**DO THIS:** Recast every line of the records below as a Markdown table with the columns Row and Line, numbering the rows in order and skipping blank lines.

**RECORDS PROVIDED:**
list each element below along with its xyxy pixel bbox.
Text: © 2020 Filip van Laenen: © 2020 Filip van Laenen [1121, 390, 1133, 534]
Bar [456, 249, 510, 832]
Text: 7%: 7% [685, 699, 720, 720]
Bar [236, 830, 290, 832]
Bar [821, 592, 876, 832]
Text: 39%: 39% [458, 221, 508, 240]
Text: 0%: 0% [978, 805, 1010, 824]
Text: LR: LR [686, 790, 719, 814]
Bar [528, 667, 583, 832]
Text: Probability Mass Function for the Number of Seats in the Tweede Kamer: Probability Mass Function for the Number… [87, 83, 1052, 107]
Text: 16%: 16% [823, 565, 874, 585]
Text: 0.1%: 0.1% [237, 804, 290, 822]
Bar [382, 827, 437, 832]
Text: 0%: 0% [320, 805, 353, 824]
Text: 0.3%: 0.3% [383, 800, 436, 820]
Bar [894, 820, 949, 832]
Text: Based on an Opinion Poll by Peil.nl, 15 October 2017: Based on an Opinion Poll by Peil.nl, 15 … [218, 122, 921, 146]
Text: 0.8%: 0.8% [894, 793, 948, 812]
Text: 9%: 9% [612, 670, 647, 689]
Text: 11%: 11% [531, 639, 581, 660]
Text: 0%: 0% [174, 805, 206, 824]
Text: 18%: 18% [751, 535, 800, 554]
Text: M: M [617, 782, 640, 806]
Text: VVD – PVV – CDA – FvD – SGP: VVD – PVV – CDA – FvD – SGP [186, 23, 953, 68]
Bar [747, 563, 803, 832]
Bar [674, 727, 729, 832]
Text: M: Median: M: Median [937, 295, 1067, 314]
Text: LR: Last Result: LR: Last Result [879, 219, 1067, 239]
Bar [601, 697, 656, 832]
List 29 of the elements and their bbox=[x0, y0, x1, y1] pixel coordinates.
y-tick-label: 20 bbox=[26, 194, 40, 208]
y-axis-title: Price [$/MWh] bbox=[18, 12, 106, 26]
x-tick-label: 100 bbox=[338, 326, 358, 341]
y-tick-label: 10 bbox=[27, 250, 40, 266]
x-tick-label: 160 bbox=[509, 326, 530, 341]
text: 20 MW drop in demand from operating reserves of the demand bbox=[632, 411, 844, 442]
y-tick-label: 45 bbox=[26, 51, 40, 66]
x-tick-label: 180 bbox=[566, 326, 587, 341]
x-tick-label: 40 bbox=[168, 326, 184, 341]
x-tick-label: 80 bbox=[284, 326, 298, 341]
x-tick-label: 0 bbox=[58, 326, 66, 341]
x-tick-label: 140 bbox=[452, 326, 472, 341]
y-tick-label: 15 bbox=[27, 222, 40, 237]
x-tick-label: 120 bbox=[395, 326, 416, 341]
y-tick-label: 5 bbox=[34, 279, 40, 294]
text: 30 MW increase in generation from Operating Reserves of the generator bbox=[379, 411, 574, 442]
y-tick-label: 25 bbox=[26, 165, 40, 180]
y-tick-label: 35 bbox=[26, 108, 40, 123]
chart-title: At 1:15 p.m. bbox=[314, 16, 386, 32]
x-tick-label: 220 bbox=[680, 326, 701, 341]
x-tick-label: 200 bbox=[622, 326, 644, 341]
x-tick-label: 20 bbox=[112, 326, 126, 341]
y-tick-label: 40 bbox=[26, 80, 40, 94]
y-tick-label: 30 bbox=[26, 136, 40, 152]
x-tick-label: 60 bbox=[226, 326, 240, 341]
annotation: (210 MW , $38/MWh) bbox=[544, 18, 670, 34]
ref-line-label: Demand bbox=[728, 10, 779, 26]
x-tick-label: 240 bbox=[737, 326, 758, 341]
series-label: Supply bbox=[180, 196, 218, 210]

**RESPONSE TO THIS EXERCISE:**
| Row | Line |
|---|---|
| 1 | list each element below along with its xyxy pixel bbox. |
| 2 | Text: © 2020 Filip van Laenen: © 2020 Filip van Laenen [1121, 390, 1133, 534] |
| 3 | Bar [456, 249, 510, 832] |
| 4 | Text: 7%: 7% [685, 699, 720, 720] |
| 5 | Bar [236, 830, 290, 832] |
| 6 | Bar [821, 592, 876, 832] |
| 7 | Text: 39%: 39% [458, 221, 508, 240] |
| 8 | Text: 0%: 0% [978, 805, 1010, 824] |
| 9 | Text: LR: LR [686, 790, 719, 814] |
| 10 | Bar [528, 667, 583, 832] |
| 11 | Text: Probability Mass Function for the Number of Seats in the Tweede Kamer: Probability Mass Function for the Number… [87, 83, 1052, 107] |
| 12 | Text: 16%: 16% [823, 565, 874, 585] |
| 13 | Text: 0.1%: 0.1% [237, 804, 290, 822] |
| 14 | Bar [382, 827, 437, 832] |
| 15 | Text: 0%: 0% [320, 805, 353, 824] |
| 16 | Text: 0.3%: 0.3% [383, 800, 436, 820] |
| 17 | Bar [894, 820, 949, 832] |
| 18 | Text: Based on an Opinion Poll by Peil.nl, 15 October 2017: Based on an Opinion Poll by Peil.nl, 15 … [218, 122, 921, 146] |
| 19 | Text: 0.8%: 0.8% [894, 793, 948, 812] |
| 20 | Text: 9%: 9% [612, 670, 647, 689] |
| 21 | Text: 11%: 11% [531, 639, 581, 660] |
| 22 | Text: 0%: 0% [174, 805, 206, 824] |
| 23 | Text: 18%: 18% [751, 535, 800, 554] |
| 24 | Text: M: M [617, 782, 640, 806] |
| 25 | Text: VVD – PVV – CDA – FvD – SGP: VVD – PVV – CDA – FvD – SGP [186, 23, 953, 68] |
| 26 | Bar [747, 563, 803, 832] |
| 27 | Bar [674, 727, 729, 832] |
| 28 | Text: M: Median: M: Median [937, 295, 1067, 314] |
| 29 | Text: LR: Last Result: LR: Last Result [879, 219, 1067, 239] |
| 30 | Bar [601, 697, 656, 832] |
| 31 | List 29 of the elements and their bbox=[x0, y0, x1, y1] pixel coordinates. |
| 32 | y-tick-label: 20 bbox=[26, 194, 40, 208] |
| 33 | y-axis-title: Price [$/MWh] bbox=[18, 12, 106, 26] |
| 34 | x-tick-label: 100 bbox=[338, 326, 358, 341] |
| 35 | y-tick-label: 10 bbox=[27, 250, 40, 266] |
| 36 | x-tick-label: 160 bbox=[509, 326, 530, 341] |
| 37 | text: 20 MW drop in demand from operating reserves of the demand bbox=[632, 411, 844, 442] |
| 38 | y-tick-label: 45 bbox=[26, 51, 40, 66] |
| 39 | x-tick-label: 180 bbox=[566, 326, 587, 341] |
| 40 | x-tick-label: 40 bbox=[168, 326, 184, 341] |
| 41 | x-tick-label: 80 bbox=[284, 326, 298, 341] |
| 42 | x-tick-label: 0 bbox=[58, 326, 66, 341] |
| 43 | x-tick-label: 140 bbox=[452, 326, 472, 341] |
| 44 | y-tick-label: 15 bbox=[27, 222, 40, 237] |
| 45 | x-tick-label: 120 bbox=[395, 326, 416, 341] |
| 46 | y-tick-label: 5 bbox=[34, 279, 40, 294] |
| 47 | text: 30 MW increase in generation from Operating Reserves of the generator bbox=[379, 411, 574, 442] |
| 48 | y-tick-label: 25 bbox=[26, 165, 40, 180] |
| 49 | y-tick-label: 35 bbox=[26, 108, 40, 123] |
| 50 | chart-title: At 1:15 p.m. bbox=[314, 16, 386, 32] |
| 51 | x-tick-label: 220 bbox=[680, 326, 701, 341] |
| 52 | x-tick-label: 200 bbox=[622, 326, 644, 341] |
| 53 | x-tick-label: 20 bbox=[112, 326, 126, 341] |
| 54 | y-tick-label: 40 bbox=[26, 80, 40, 94] |
| 55 | y-tick-label: 30 bbox=[26, 136, 40, 152] |
| 56 | x-tick-label: 60 bbox=[226, 326, 240, 341] |
| 57 | annotation: (210 MW , $38/MWh) bbox=[544, 18, 670, 34] |
| 58 | ref-line-label: Demand bbox=[728, 10, 779, 26] |
| 59 | x-tick-label: 240 bbox=[737, 326, 758, 341] |
| 60 | series-label: Supply bbox=[180, 196, 218, 210] |